(Collected data entries)
++++++++
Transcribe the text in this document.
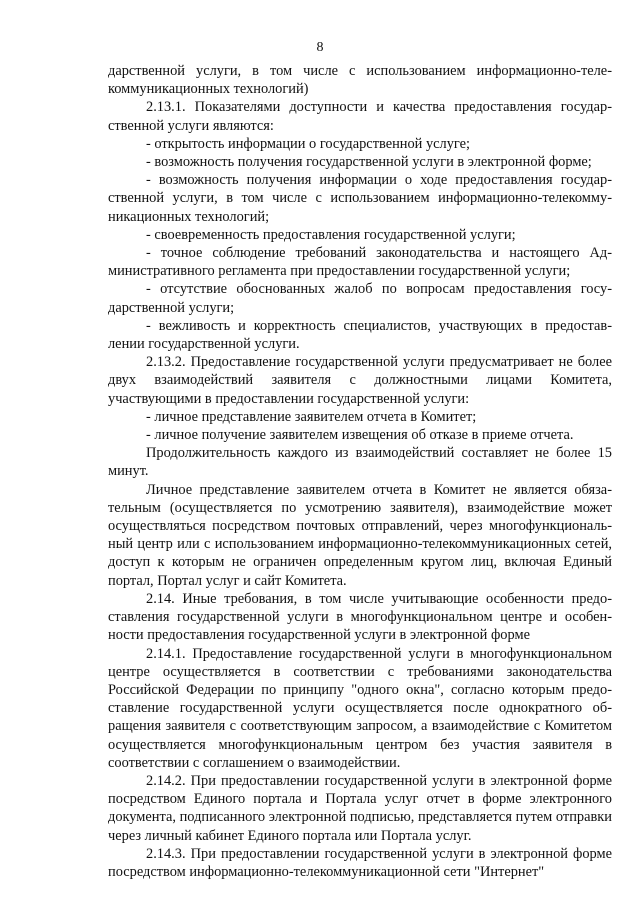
8

дарственной услуги, в том числе с использованием информационно-телекоммуникационных технологий)

2.13.1. Показателями доступности и качества предоставления государственной услуги являются:

- открытость информации о государственной услуге;

- возможность получения государственной услуги в электронной форме;

- возможность получения информации о ходе предоставления государственной услуги, в том числе с использованием информационно-телекоммуникационных технологий;

- своевременность предоставления государственной услуги;

- точное соблюдение требований законодательства и настоящего Административного регламента при предоставлении государственной услуги;

- отсутствие обоснованных жалоб по вопросам предоставления государственной услуги;

- вежливость и корректность специалистов, участвующих в предоставлении государственной услуги.

2.13.2. Предоставление государственной услуги предусматривает не более двух взаимодействий заявителя с должностными лицами Комитета, участвующими в предоставлении государственной услуги:

- личное представление заявителем отчета в Комитет;

- личное получение заявителем извещения об отказе в приеме отчета.

Продолжительность каждого из взаимодействий составляет не более 15 минут.

Личное представление заявителем отчета в Комитет не является обязательным (осуществляется по усмотрению заявителя), взаимодействие может осуществляться посредством почтовых отправлений, через многофункциональный центр или с использованием информационно-телекоммуникационных сетей, доступ к которым не ограничен определенным кругом лиц, включая Единый портал, Портал услуг и сайт Комитета.

2.14. Иные требования, в том числе учитывающие особенности предоставления государственной услуги в многофункциональном центре и особенности предоставления государственной услуги в электронной форме

2.14.1. Предоставление государственной услуги в многофункциональном центре осуществляется в соответствии с требованиями законодательства Российской Федерации по принципу "одного окна", согласно которым предоставление государственной услуги осуществляется после однократного обращения заявителя с соответствующим запросом, а взаимодействие с Комитетом осуществляется многофункциональным центром без участия заявителя в соответствии с соглашением о взаимодействии.

2.14.2. При предоставлении государственной услуги в электронной форме посредством Единого портала и Портала услуг отчет в форме электронного документа, подписанного электронной подписью, представляется путем отправки через личный кабинет Единого портала или Портала услуг.

2.14.3. При предоставлении государственной услуги в электронной форме посредством информационно-телекоммуникационной сети "Интернет"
++++++++
Instructions to follow
Copy the data word for word. Pictures do not go in the copy.

The solution
Transcribe the text in this document.
8

дарственной услуги, в том числе с использованием информационно-телекоммуникационных технологий)

2.13.1. Показателями доступности и качества предоставления государственной услуги являются:

- открытость информации о государственной услуге;

- возможность получения государственной услуги в электронной форме;

- возможность получения информации о ходе предоставления государственной услуги, в том числе с использованием информационно-телекоммуникационных технологий;

- своевременность предоставления государственной услуги;

- точное соблюдение требований законодательства и настоящего Административного регламента при предоставлении государственной услуги;

- отсутствие обоснованных жалоб по вопросам предоставления государственной услуги;

- вежливость и корректность специалистов, участвующих в предоставлении государственной услуги.

2.13.2. Предоставление государственной услуги предусматривает не более двух взаимодействий заявителя с должностными лицами Комитета, участвующими в предоставлении государственной услуги:

- личное представление заявителем отчета в Комитет;

- личное получение заявителем извещения об отказе в приеме отчета.

Продолжительность каждого из взаимодействий составляет не более 15 минут.

Личное представление заявителем отчета в Комитет не является обязательным (осуществляется по усмотрению заявителя), взаимодействие может осуществляться посредством почтовых отправлений, через многофункциональный центр или с использованием информационно-телекоммуникационных сетей, доступ к которым не ограничен определенным кругом лиц, включая Единый портал, Портал услуг и сайт Комитета.

2.14. Иные требования, в том числе учитывающие особенности предоставления государственной услуги в многофункциональном центре и особенности предоставления государственной услуги в электронной форме

2.14.1. Предоставление государственной услуги в многофункциональном центре осуществляется в соответствии с требованиями законодательства Российской Федерации по принципу "одного окна", согласно которым предоставление государственной услуги осуществляется после однократного обращения заявителя с соответствующим запросом, а взаимодействие с Комитетом осуществляется многофункциональным центром без участия заявителя в соответствии с соглашением о взаимодействии.

2.14.2. При предоставлении государственной услуги в электронной форме посредством Единого портала и Портала услуг отчет в форме электронного документа, подписанного электронной подписью, представляется путем отправки через личный кабинет Единого портала или Портала услуг.

2.14.3. При предоставлении государственной услуги в электронной форме посредством информационно-телекоммуникационной сети "Интернет"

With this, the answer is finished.